#### Set task:
Output the data exactly, with every line intact.

___ Records to use ___

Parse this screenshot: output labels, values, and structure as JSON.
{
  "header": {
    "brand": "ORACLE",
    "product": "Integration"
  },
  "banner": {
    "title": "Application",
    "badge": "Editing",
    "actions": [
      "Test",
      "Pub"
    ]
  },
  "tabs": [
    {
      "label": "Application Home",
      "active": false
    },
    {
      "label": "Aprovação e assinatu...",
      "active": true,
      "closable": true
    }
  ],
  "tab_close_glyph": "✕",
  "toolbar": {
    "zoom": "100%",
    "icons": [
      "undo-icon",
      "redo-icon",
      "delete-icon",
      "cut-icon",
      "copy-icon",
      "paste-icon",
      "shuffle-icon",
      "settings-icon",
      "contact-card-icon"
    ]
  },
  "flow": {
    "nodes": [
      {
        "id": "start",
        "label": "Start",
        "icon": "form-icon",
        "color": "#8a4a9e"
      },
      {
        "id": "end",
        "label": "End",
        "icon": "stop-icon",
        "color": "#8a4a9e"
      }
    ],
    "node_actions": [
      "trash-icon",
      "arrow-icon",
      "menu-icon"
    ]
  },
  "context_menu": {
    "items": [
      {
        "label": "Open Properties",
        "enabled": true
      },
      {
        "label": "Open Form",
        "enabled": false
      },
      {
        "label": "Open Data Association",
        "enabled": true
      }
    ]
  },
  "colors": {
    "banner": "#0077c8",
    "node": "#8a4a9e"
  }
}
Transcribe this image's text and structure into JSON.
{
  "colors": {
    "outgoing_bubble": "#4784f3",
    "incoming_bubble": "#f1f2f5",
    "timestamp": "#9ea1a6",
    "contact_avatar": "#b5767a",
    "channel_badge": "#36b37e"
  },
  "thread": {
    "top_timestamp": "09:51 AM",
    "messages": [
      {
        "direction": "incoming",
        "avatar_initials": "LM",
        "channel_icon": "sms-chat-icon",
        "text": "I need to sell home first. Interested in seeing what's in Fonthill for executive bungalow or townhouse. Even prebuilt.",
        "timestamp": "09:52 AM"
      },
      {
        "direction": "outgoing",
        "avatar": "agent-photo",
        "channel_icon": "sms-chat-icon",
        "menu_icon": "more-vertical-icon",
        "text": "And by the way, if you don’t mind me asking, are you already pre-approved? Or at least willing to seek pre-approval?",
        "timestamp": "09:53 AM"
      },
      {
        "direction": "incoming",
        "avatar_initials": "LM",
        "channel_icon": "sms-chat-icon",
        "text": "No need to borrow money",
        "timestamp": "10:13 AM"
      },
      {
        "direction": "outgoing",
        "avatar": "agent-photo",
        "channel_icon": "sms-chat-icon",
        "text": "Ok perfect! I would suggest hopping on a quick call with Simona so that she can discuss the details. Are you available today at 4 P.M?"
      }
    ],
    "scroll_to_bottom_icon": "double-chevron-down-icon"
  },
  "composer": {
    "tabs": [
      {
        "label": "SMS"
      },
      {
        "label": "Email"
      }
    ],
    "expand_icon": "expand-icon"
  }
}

___

#### Exercise response:
Parse this screenshot: output labels, values, and structure as JSON.
{
  "header": {
    "brand": "ORACLE",
    "product": "Integration"
  },
  "banner": {
    "title": "Application",
    "badge": "Editing",
    "actions": [
      "Test",
      "Pub"
    ]
  },
  "tabs": [
    {
      "label": "Application Home",
      "active": false
    },
    {
      "label": "Aprovação e assinatu...",
      "active": true,
      "closable": true
    }
  ],
  "tab_close_glyph": "✕",
  "toolbar": {
    "zoom": "100%",
    "icons": [
      "undo-icon",
      "redo-icon",
      "delete-icon",
      "cut-icon",
      "copy-icon",
      "paste-icon",
      "shuffle-icon",
      "settings-icon",
      "contact-card-icon"
    ]
  },
  "flow": {
    "nodes": [
      {
        "id": "start",
        "label": "Start",
        "icon": "form-icon",
        "color": "#8a4a9e"
      },
      {
        "id": "end",
        "label": "End",
        "icon": "stop-icon",
        "color": "#8a4a9e"
      }
    ],
    "node_actions": [
      "trash-icon",
      "arrow-icon",
      "menu-icon"
    ]
  },
  "context_menu": {
    "items": [
      {
        "label": "Open Properties",
        "enabled": true
      },
      {
        "label": "Open Form",
        "enabled": false
      },
      {
        "label": "Open Data Association",
        "enabled": true
      }
    ]
  },
  "colors": {
    "banner": "#0077c8",
    "node": "#8a4a9e"
  }
}
Transcribe this image's text and structure into JSON.
{
  "colors": {
    "outgoing_bubble": "#4784f3",
    "incoming_bubble": "#f1f2f5",
    "timestamp": "#9ea1a6",
    "contact_avatar": "#b5767a",
    "channel_badge": "#36b37e"
  },
  "thread": {
    "top_timestamp": "09:51 AM",
    "messages": [
      {
        "direction": "incoming",
        "avatar_initials": "LM",
        "channel_icon": "sms-chat-icon",
        "text": "I need to sell home first. Interested in seeing what's in Fonthill for executive bungalow or townhouse. Even prebuilt.",
        "timestamp": "09:52 AM"
      },
      {
        "direction": "outgoing",
        "avatar": "agent-photo",
        "channel_icon": "sms-chat-icon",
        "menu_icon": "more-vertical-icon",
        "text": "And by the way, if you don’t mind me asking, are you already pre-approved? Or at least willing to seek pre-approval?",
        "timestamp": "09:53 AM"
      },
      {
        "direction": "incoming",
        "avatar_initials": "LM",
        "channel_icon": "sms-chat-icon",
        "text": "No need to borrow money",
        "timestamp": "10:13 AM"
      },
      {
        "direction": "outgoing",
        "avatar": "agent-photo",
        "channel_icon": "sms-chat-icon",
        "text": "Ok perfect! I would suggest hopping on a quick call with Simona so that she can discuss the details. Are you available today at 4 P.M?"
      }
    ],
    "scroll_to_bottom_icon": "double-chevron-down-icon"
  },
  "composer": {
    "tabs": [
      {
        "label": "SMS"
      },
      {
        "label": "Email"
      }
    ],
    "expand_icon": "expand-icon"
  }
}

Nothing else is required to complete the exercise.